REQUIREMENT: Pictures are not part of the copy; repeat everything else in the records exactly.

RECORDS FOR THIS TASK:
************
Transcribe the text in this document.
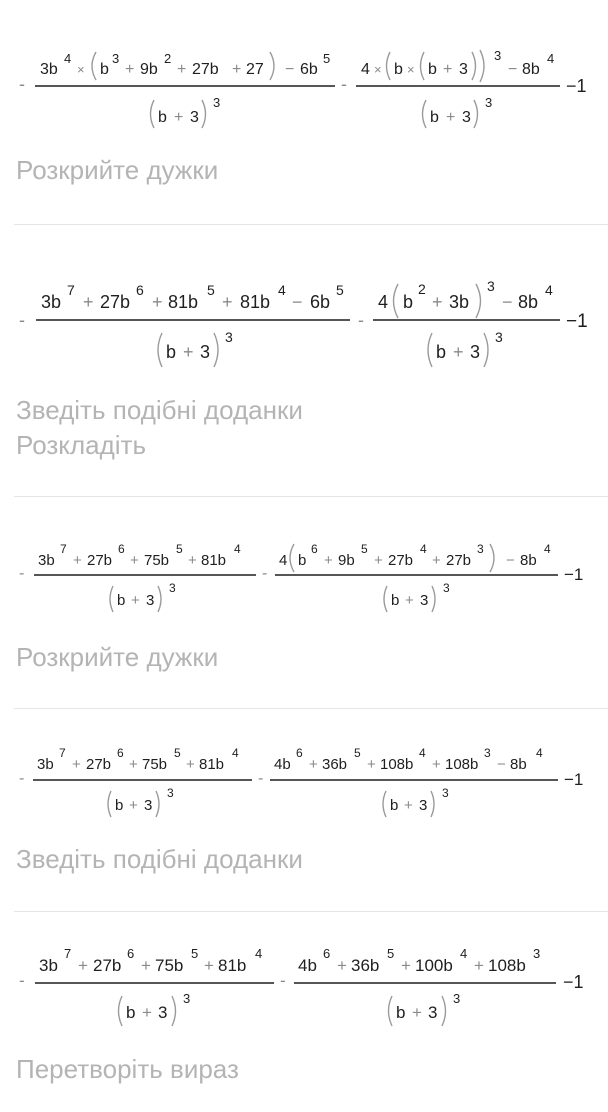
-
3b
4
× b
3
+ 9b
2
+ 27b + 27 − 6b
5
b + 3
3
-
4 × b × b + 3
3
− 8b
4
b + 3
3
−1
Розкрийте дужки
-
3b
7
+ 27b
6
+ 81b
5
+ 81b
4
− 6b
5
b + 3
3
-
4 b
2
+ 3b
3
− 8b
4
b + 3
3
−1
Зведіть подібні доданки
Розкладіть
-
3b
7
+ 27b
6
+ 75b
5
+ 81b
4
b + 3
3
-
4 b
6
+ 9b
5
+ 27b
4
+ 27b
3
− 8b
4
b + 3
3
−1
Розкрийте дужки
-
3b
7
+ 27b
6
+ 75b
5
+ 81b
4
b + 3
3
-
4b
6
+ 36b
5
+ 108b
4
+ 108b
3
− 8b
4
b + 3
3
−1
Зведіть подібні доданки
-
3b
7
+ 27b
6
+ 75b
5
+ 81b
4
b + 3
3
-
4b
6
+ 36b
5
+ 100b
4
+ 108b
3
b + 3
3
−1
Перетворіть вираз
************
RESULT:
Transcribe the text in this document.
-
3b
4
× b
3
+ 9b
2
+ 27b + 27 − 6b
5
b + 3
3
-
4 × b × b + 3
3
− 8b
4
b + 3
3
−1
Розкрийте дужки
-
3b
7
+ 27b
6
+ 81b
5
+ 81b
4
− 6b
5
b + 3
3
-
4 b
2
+ 3b
3
− 8b
4
b + 3
3
−1
Зведіть подібні доданки
Розкладіть
-
3b
7
+ 27b
6
+ 75b
5
+ 81b
4
b + 3
3
-
4 b
6
+ 9b
5
+ 27b
4
+ 27b
3
− 8b
4
b + 3
3
−1
Розкрийте дужки
-
3b
7
+ 27b
6
+ 75b
5
+ 81b
4
b + 3
3
-
4b
6
+ 36b
5
+ 108b
4
+ 108b
3
− 8b
4
b + 3
3
−1
Зведіть подібні доданки
-
3b
7
+ 27b
6
+ 75b
5
+ 81b
4
b + 3
3
-
4b
6
+ 36b
5
+ 100b
4
+ 108b
3
b + 3
3
−1
Перетворіть вираз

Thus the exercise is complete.